▶ [Opdrachten]:
a) Som alle omstandigheden op die de aangeleverde tekst in artikel 7, eerste lid, onder a tot en met f noemt als grond om geen voordracht voor benoeming van een kandidaat te doen of te bevorderen.
b) Beantwoord de volgende vragen aan de hand van de aangeleverde tekst:
(i) Wie verricht het onderzoek naar ongebruikelijke transacties?
(ii) Welk artikelnummer staat boven de opsomming van gronden onder a tot en met f?
(iii) Welke verordening noemt onderdeel f?
c) Citeer uit de aangeleverde tekst het gedeelte dat begint bij de woorden "d. niet of niet" en eindigt na "verboden middelen gebruikt.".

▶ [Aangeleverde tekst]:
Het onderzoek naar ongebruikelijke transacties wordt verricht door het hoofd van het Meldpunt ongebruikelijke transacties. Hij verstrekt de informatie, voorzover aanwezig, bedoeld in artikel 6 van de Landsverordening melding ongebruikelijke transacties, die op de desbetreffende kandidaat betrekking heeft.

Artikel 7

1. De kabinetsformateur doet of bevordert geen voordracht tot de benoeming van een kandidaat, indien die zich niet verdraagt met de uitkomst van enig in artikel 2, eerste lid, bedoeld onderzoek en voorts indien de kandidaat:

a. is veroordeeld wegens misdrijf;

b. verdachte is in een lopend strafrechtelijk onderzoek terzake van een misdrijf;

c. of een bedrijf waarvan hij als eigenaar kan worden aangemerkt of waarin hij een meerderheidsbelang heeft surséance van betaling heeft verkregen of in staat van faillissement is verklaard;

d. niet of niet tijdig een regeling treft om zijn zakelijke belangen op afstand te zetten dan wel nalaat zijn nevenfuncties en nevenwerkzaamheden op te geven;

e. geen regeling betreffende de betaling van belastingen of premies heeft getroffen of een zodanige regeling niet of niet volledig is nagekomen;

f. bij de Opiumlandsverordening 1960 verboden middelen gebruikt.

▶ [Verzamelde gegevens]:
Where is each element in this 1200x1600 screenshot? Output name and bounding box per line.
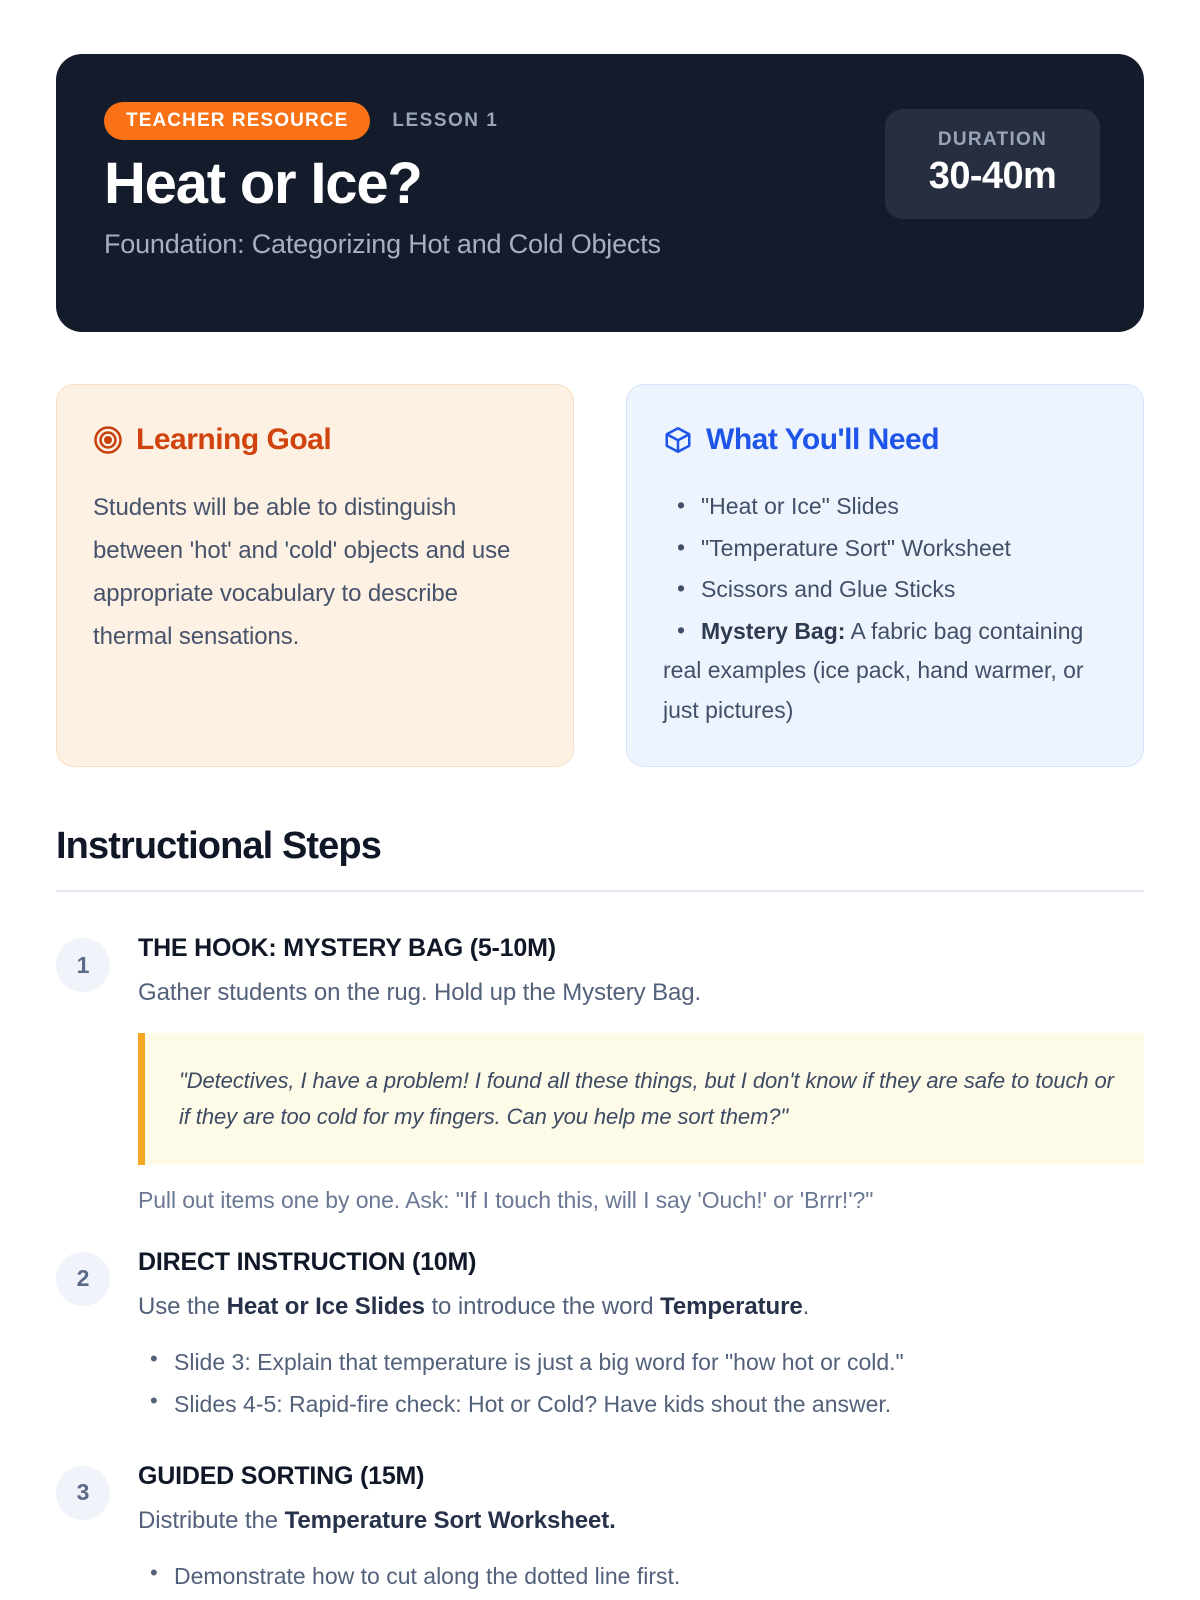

▶ [Antwoorden per opdracht]:
a)
a. De kandidaat is veroordeeld wegens misdrijf.
b. De kandidaat is verdachte in een lopend strafrechtelijk onderzoek terzake van een misdrijf.
c. De kandidaat, of een bedrijf waarvan hij als eigenaar kan worden aangemerkt of waarin hij een meerderheidsbelang heeft, heeft surséance van betaling verkregen of is in staat van faillissement verklaard.
d. De kandidaat treft niet of niet tijdig een regeling om zijn zakelijke belangen op afstand te zetten, of laat na zijn nevenfuncties en nevenwerkzaamheden op te geven.
e. De kandidaat heeft geen regeling betreffende de betaling van belastingen of premies getroffen, of is een zodanige regeling niet of niet volledig nagekomen.
f. De kandidaat gebruikt middelen die bij de Opiumlandsverordening 1960 verboden zijn.

b)
(i) Het hoofd van het Meldpunt ongebruikelijke transacties.
(ii) Artikel 7.
(iii) De Opiumlandsverordening 1960.

c)
d. niet of niet tijdig een regeling treft om zijn zakelijke belangen op afstand te zetten dan wel nalaat zijn nevenfuncties en nevenwerkzaamheden op te geven;

e. geen regeling betreffende de betaling van belastingen of premies heeft getroffen of een zodanige regeling niet of niet volledig is nagekomen;

f. bij de Opiumlandsverordening 1960 verboden middelen gebruikt.